RECORDS:
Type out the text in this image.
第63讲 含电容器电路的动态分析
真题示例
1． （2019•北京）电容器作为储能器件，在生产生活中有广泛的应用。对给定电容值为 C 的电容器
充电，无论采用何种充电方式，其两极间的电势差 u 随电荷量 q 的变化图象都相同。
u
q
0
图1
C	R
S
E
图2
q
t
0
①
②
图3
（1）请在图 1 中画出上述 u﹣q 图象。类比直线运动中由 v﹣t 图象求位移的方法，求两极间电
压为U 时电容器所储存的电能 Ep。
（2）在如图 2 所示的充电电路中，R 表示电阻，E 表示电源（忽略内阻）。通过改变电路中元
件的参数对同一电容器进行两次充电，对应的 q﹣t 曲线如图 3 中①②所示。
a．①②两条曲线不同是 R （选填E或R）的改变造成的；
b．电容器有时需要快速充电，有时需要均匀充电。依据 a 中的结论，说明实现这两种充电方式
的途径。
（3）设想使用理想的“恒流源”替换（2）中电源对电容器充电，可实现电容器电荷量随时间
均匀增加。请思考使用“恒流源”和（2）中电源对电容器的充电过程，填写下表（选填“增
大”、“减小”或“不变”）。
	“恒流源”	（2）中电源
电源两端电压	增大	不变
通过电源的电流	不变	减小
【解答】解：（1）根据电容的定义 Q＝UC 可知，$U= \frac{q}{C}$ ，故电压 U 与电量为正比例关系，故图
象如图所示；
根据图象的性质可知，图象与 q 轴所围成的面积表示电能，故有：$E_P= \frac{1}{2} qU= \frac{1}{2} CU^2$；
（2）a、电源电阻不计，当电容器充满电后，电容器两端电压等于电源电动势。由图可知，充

TASK INSTRUCTIONS: All of the data needs to be printed once more, exactly.

TASK SOLUTION:
Type out the text in this image.
第63讲 含电容器电路的动态分析
真题示例
1． （2019•北京）电容器作为储能器件，在生产生活中有广泛的应用。对给定电容值为 C 的电容器
充电，无论采用何种充电方式，其两极间的电势差 u 随电荷量 q 的变化图象都相同。
u
q
0
图1
C	R
S
E
图2
q
t
0
①
②
图3
（1）请在图 1 中画出上述 u﹣q 图象。类比直线运动中由 v﹣t 图象求位移的方法，求两极间电
压为U 时电容器所储存的电能 Ep。
（2）在如图 2 所示的充电电路中，R 表示电阻，E 表示电源（忽略内阻）。通过改变电路中元
件的参数对同一电容器进行两次充电，对应的 q﹣t 曲线如图 3 中①②所示。
a．①②两条曲线不同是 R （选填E或R）的改变造成的；
b．电容器有时需要快速充电，有时需要均匀充电。依据 a 中的结论，说明实现这两种充电方式
的途径。
（3）设想使用理想的“恒流源”替换（2）中电源对电容器充电，可实现电容器电荷量随时间
均匀增加。请思考使用“恒流源”和（2）中电源对电容器的充电过程，填写下表（选填“增
大”、“减小”或“不变”）。
	“恒流源”	（2）中电源
电源两端电压	增大	不变
通过电源的电流	不变	减小
【解答】解：（1）根据电容的定义 Q＝UC 可知，$U= \frac{q}{C}$ ，故电压 U 与电量为正比例关系，故图
象如图所示；
根据图象的性质可知，图象与 q 轴所围成的面积表示电能，故有：$E_P= \frac{1}{2} qU= \frac{1}{2} CU^2$；
（2）a、电源电阻不计，当电容器充满电后，电容器两端电压等于电源电动势。由图可知，充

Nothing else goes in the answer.